**Exercise details:**
Gather, from the listing beneath this task, every line holding the string "name".

— START OF Supplied data —

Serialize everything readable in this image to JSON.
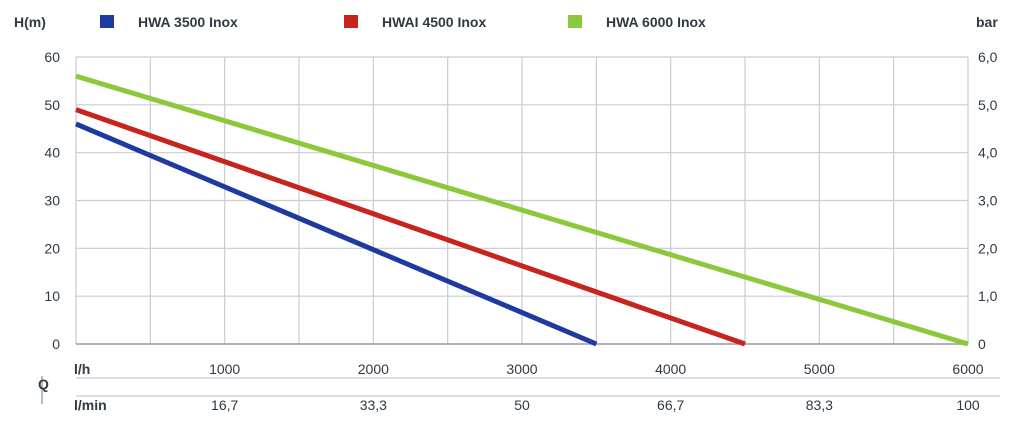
{
  "chart_data": {
    "type": "line",
    "y_left_label": "H(m)",
    "y_right_label": "bar",
    "x_unit_label": "l/h",
    "q_label": "Q",
    "x2_unit_label": "l/min",
    "xlim": [
      0,
      6000
    ],
    "ylim": [
      0,
      60
    ],
    "y_right_lim": [
      0,
      6
    ],
    "x_grid": [
      0,
      500,
      1000,
      1500,
      2000,
      2500,
      3000,
      3500,
      4000,
      4500,
      5000,
      5500,
      6000
    ],
    "x_ticks": [
      1000,
      2000,
      3000,
      4000,
      5000,
      6000
    ],
    "x_tick_labels": [
      "1000",
      "2000",
      "3000",
      "4000",
      "5000",
      "6000"
    ],
    "x2_tick_labels": [
      "16,7",
      "33,3",
      "50",
      "66,7",
      "83,3",
      "100"
    ],
    "y_ticks": [
      0,
      10,
      20,
      30,
      40,
      50,
      60
    ],
    "y_tick_labels": [
      "0",
      "10",
      "20",
      "30",
      "40",
      "50",
      "60"
    ],
    "y_right_tick_labels": [
      "0",
      "1,0",
      "2,0",
      "3,0",
      "4,0",
      "5,0",
      "6,0"
    ],
    "grid": true,
    "legend_position": "top",
    "series": [
      {
        "name": "HWA 3500 Inox",
        "color": "#1f3a9e",
        "x": [
          0,
          3500
        ],
        "y": [
          46,
          0
        ]
      },
      {
        "name": "HWAI 4500 Inox",
        "color": "#c8241e",
        "x": [
          0,
          4500
        ],
        "y": [
          49,
          0
        ]
      },
      {
        "name": "HWA 6000 Inox",
        "color": "#8cc83c",
        "x": [
          0,
          6000
        ],
        "y": [
          56,
          0
        ]
      }
    ]
  }
}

— END OF Supplied data —

**Output below:**
        "name": "HWA 3500 Inox",
        "name": "HWAI 4500 Inox",
        "name": "HWA 6000 Inox",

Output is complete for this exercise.